▶ [DIRECTIONS FOR THIS TASK]: Note each line that includes the word "Mixed". Copy those lines.
━━━ RECORDS ━━━
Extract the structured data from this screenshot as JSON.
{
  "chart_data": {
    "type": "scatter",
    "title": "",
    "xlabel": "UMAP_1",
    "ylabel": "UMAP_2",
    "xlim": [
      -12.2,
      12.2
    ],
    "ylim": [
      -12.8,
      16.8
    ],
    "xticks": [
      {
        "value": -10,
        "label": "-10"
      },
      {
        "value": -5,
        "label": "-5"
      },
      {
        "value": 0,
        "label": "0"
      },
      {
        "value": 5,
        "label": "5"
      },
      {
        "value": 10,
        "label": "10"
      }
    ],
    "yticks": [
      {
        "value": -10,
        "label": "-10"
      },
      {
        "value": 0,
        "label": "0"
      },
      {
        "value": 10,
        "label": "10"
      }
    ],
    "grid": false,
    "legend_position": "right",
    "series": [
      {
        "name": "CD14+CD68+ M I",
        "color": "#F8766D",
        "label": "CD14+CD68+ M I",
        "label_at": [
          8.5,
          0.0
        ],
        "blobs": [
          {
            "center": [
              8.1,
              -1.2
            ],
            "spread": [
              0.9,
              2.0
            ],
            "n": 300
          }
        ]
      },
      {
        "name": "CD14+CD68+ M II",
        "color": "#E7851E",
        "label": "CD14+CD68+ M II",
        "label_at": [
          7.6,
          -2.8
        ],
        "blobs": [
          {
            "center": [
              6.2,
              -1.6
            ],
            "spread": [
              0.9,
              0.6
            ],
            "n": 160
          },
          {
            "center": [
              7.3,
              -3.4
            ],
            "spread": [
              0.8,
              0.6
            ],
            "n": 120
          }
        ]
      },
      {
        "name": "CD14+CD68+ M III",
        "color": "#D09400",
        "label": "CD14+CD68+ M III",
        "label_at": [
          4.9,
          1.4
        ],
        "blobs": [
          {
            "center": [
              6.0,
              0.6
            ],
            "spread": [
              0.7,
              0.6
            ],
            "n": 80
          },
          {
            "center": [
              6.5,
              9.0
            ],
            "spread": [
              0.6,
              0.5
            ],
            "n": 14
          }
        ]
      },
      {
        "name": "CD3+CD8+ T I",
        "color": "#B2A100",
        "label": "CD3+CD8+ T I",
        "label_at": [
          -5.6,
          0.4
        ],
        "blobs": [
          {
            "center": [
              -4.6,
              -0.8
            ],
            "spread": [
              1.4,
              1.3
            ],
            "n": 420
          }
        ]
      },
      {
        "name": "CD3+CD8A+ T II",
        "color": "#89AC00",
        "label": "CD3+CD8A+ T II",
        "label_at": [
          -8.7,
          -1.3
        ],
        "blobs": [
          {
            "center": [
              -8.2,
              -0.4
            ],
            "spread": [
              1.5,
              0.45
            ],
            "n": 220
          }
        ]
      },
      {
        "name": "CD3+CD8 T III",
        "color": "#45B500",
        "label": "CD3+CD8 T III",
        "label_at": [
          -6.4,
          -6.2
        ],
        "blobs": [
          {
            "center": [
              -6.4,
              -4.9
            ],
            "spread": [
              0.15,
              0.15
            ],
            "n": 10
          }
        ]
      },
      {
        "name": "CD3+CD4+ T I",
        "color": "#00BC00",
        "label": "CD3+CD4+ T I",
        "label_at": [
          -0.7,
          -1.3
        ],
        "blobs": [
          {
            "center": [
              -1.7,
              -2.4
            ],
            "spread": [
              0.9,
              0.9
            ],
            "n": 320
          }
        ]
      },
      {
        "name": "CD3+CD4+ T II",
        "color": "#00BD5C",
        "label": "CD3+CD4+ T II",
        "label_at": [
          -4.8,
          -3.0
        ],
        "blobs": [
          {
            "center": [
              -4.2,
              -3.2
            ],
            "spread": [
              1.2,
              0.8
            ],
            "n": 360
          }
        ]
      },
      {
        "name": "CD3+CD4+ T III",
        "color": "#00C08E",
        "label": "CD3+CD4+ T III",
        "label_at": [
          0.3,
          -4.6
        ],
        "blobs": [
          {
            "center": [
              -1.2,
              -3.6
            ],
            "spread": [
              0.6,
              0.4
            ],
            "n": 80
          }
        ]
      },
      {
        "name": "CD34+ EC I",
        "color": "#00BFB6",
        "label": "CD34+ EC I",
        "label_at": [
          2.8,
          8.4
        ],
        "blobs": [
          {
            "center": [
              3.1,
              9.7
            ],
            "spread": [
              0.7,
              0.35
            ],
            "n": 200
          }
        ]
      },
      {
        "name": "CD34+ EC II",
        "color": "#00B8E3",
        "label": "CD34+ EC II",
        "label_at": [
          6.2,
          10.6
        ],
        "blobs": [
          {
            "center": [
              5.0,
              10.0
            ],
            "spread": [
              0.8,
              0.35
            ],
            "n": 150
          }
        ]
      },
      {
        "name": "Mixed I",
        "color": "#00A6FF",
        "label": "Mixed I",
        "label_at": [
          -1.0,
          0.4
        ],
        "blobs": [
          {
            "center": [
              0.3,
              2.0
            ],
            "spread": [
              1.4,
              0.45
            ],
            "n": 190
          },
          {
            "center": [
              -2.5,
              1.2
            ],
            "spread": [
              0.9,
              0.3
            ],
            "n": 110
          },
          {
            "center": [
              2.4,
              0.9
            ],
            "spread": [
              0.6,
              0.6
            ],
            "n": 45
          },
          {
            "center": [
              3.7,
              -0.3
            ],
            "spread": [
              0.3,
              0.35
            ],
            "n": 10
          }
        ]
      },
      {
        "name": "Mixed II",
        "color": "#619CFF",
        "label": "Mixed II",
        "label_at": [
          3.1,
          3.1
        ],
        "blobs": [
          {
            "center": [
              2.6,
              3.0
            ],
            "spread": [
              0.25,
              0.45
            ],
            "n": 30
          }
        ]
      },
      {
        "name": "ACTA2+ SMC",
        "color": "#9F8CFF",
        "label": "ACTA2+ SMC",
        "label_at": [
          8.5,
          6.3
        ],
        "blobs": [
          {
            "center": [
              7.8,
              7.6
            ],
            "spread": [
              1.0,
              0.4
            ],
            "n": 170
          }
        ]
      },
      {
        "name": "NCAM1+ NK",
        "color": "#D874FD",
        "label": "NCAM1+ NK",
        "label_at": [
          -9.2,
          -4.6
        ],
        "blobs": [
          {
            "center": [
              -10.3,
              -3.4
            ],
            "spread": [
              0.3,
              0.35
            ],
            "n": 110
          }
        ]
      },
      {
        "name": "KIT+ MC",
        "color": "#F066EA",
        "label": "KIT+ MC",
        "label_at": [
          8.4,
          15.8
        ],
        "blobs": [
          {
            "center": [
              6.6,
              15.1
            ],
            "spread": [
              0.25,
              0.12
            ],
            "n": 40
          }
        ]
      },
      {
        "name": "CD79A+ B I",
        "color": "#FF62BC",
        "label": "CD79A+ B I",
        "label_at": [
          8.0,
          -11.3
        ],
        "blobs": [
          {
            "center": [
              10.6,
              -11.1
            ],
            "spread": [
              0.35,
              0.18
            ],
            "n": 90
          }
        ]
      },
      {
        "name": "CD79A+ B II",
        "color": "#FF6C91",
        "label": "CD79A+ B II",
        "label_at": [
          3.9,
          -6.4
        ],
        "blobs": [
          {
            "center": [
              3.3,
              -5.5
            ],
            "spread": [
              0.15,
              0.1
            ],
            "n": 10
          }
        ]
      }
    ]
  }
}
━━━
▶ [IN RESPONSE]:
        "name": "Mixed I",
        "label": "Mixed I",
        "name": "Mixed II",
        "label": "Mixed II",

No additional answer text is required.